-- Exercise material --
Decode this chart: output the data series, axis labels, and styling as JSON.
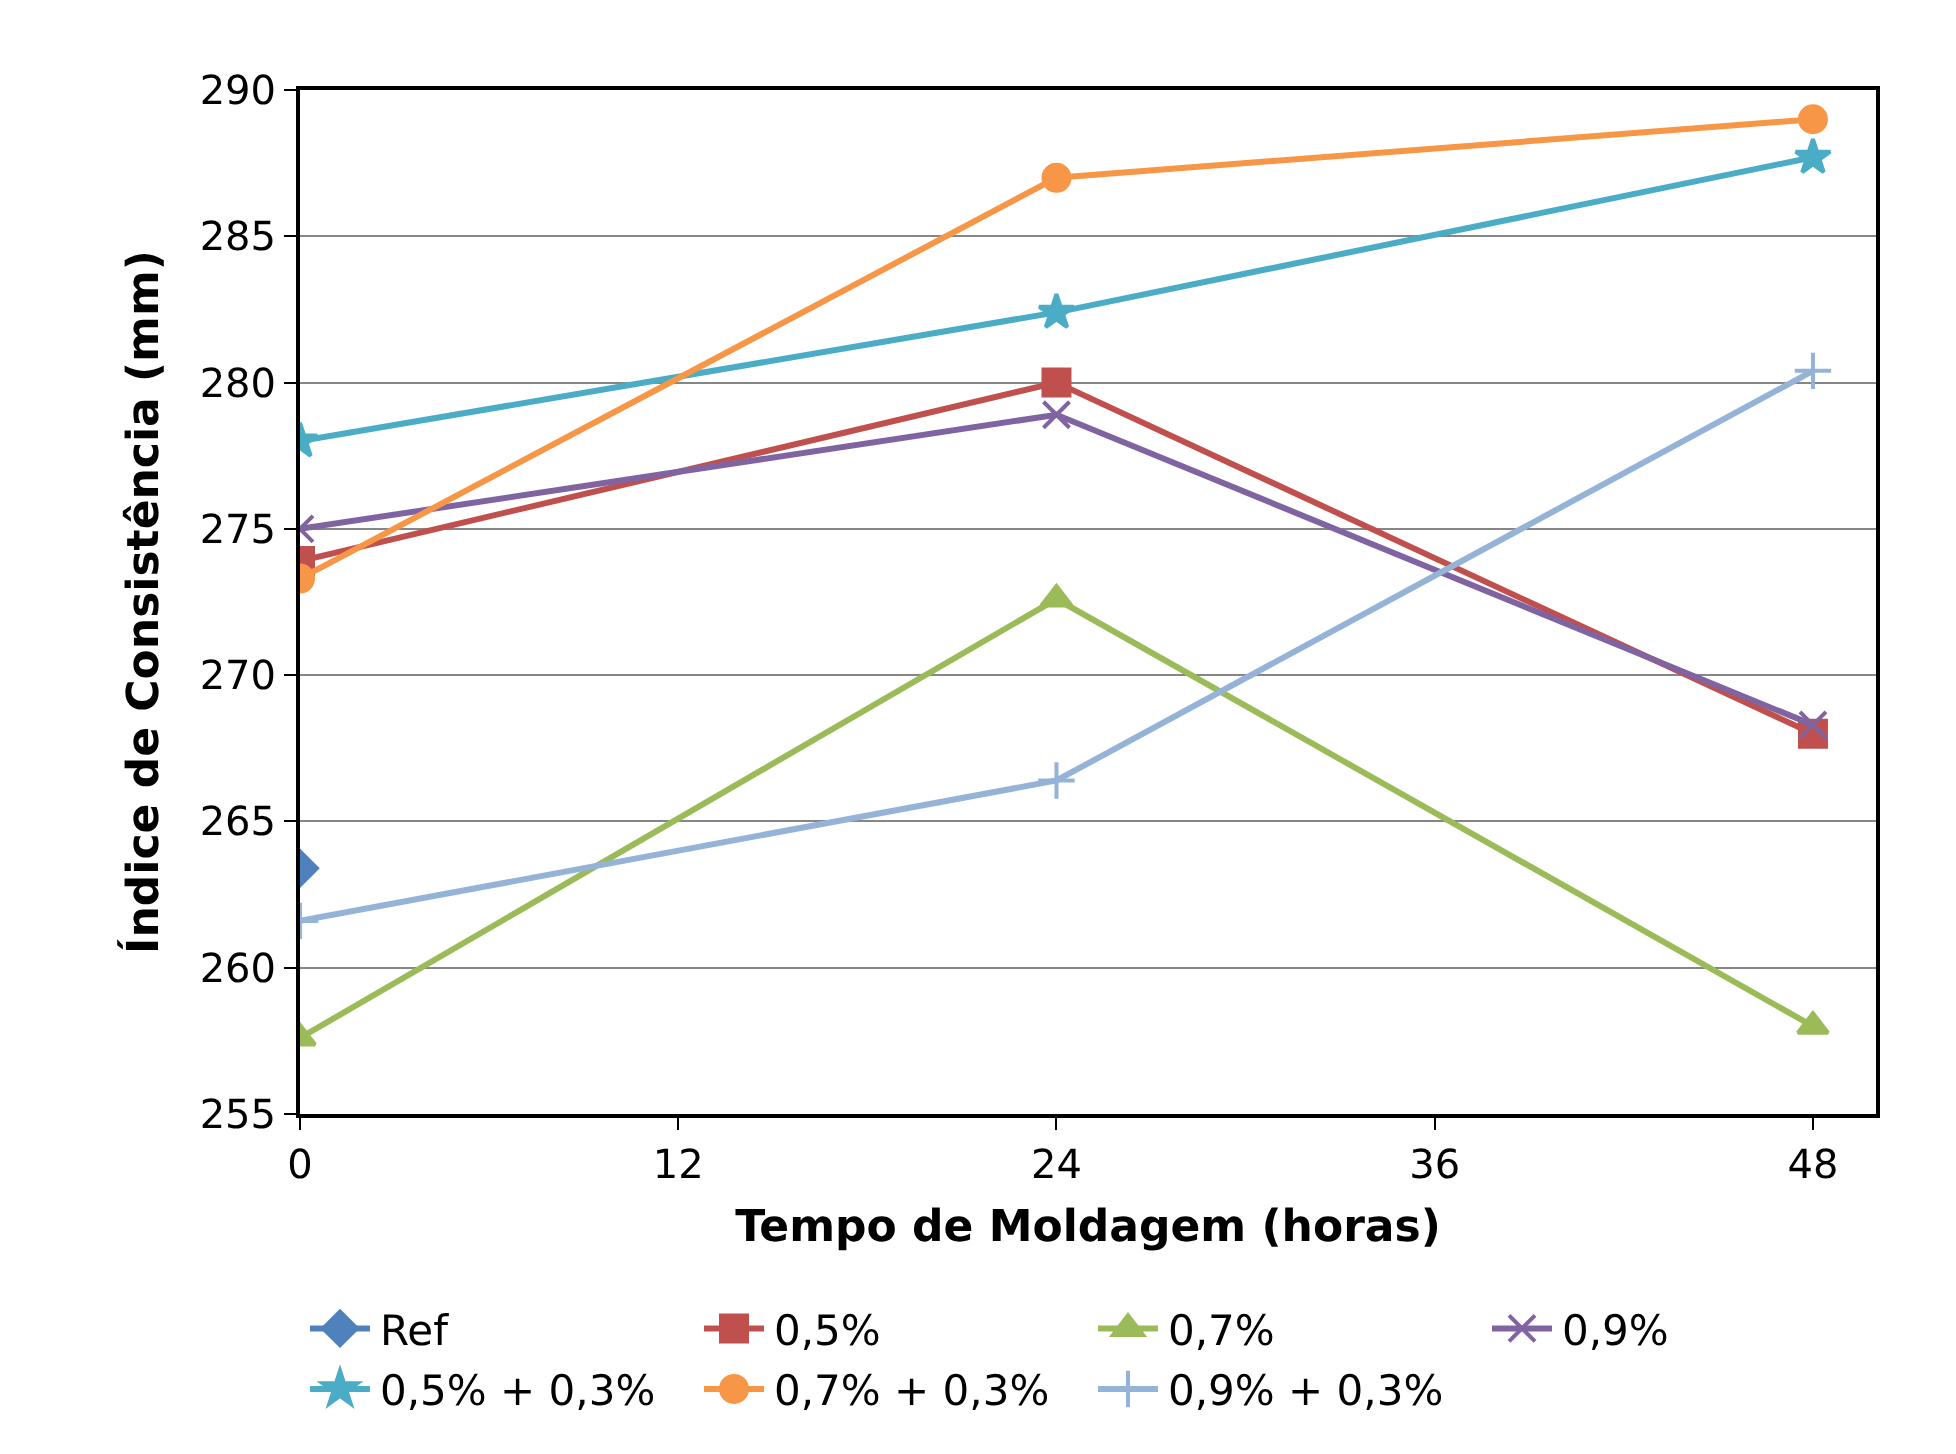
{
  "chart_data": {
    "type": "line",
    "xlabel": "Tempo de Moldagem (horas)",
    "ylabel": "Índice de Consistência (mm)",
    "x": [
      0,
      24,
      48
    ],
    "xlim": [
      0,
      50
    ],
    "xticks": [
      0,
      12,
      24,
      36,
      48
    ],
    "ylim": [
      255,
      290
    ],
    "yticks": [
      255,
      260,
      265,
      270,
      275,
      280,
      285,
      290
    ],
    "grid": "y",
    "legend": "bottom",
    "line_style": "solid",
    "series": [
      {
        "name": "Ref",
        "color": "#4f81bd",
        "marker": "diamond",
        "values": [
          263.4,
          null,
          null
        ]
      },
      {
        "name": "0,5%",
        "color": "#c0504d",
        "marker": "square",
        "values": [
          273.9,
          280,
          268
        ]
      },
      {
        "name": "0,7%",
        "color": "#9bbb59",
        "marker": "triangle",
        "values": [
          257.6,
          272.6,
          258
        ]
      },
      {
        "name": "0,9%",
        "color": "#8064a2",
        "marker": "cross",
        "values": [
          275,
          278.9,
          268.3
        ]
      },
      {
        "name": "0,5% + 0,3%",
        "color": "#4bacc6",
        "marker": "star",
        "values": [
          278,
          282.4,
          287.7
        ]
      },
      {
        "name": "0,7% + 0,3%",
        "color": "#f79646",
        "marker": "circle",
        "values": [
          273.3,
          287,
          289
        ]
      },
      {
        "name": "0,9% + 0,3%",
        "color": "#95b3d7",
        "marker": "plus",
        "values": [
          261.6,
          266.4,
          280.4
        ]
      }
    ]
  }
}
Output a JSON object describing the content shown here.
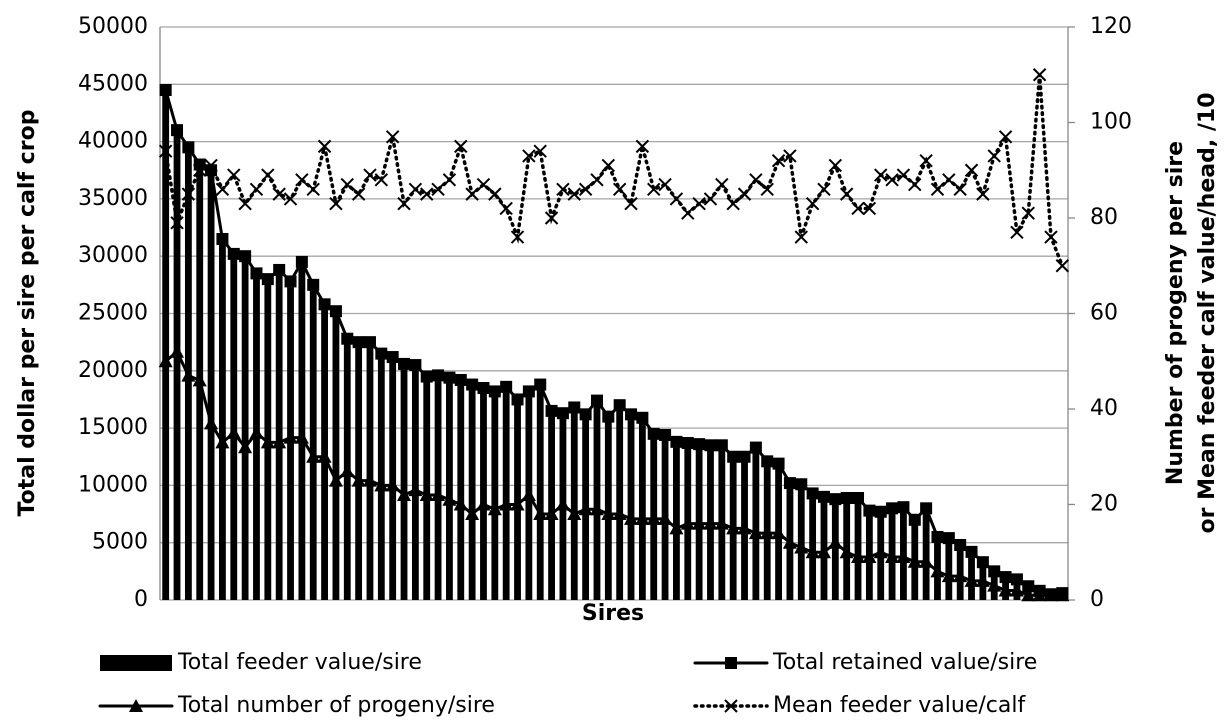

-- Task statement --
Locate all lines in the listing above with the word "color". Copy them.

-- Result of the task --
        "color": "#4f81bd",
        "color": "#c0504d",
        "color": "#9bbb59",
        "color": "#8064a2",
        "color": "#4bacc6",
        "color": "#f79646",
        "color": "#95b3d7",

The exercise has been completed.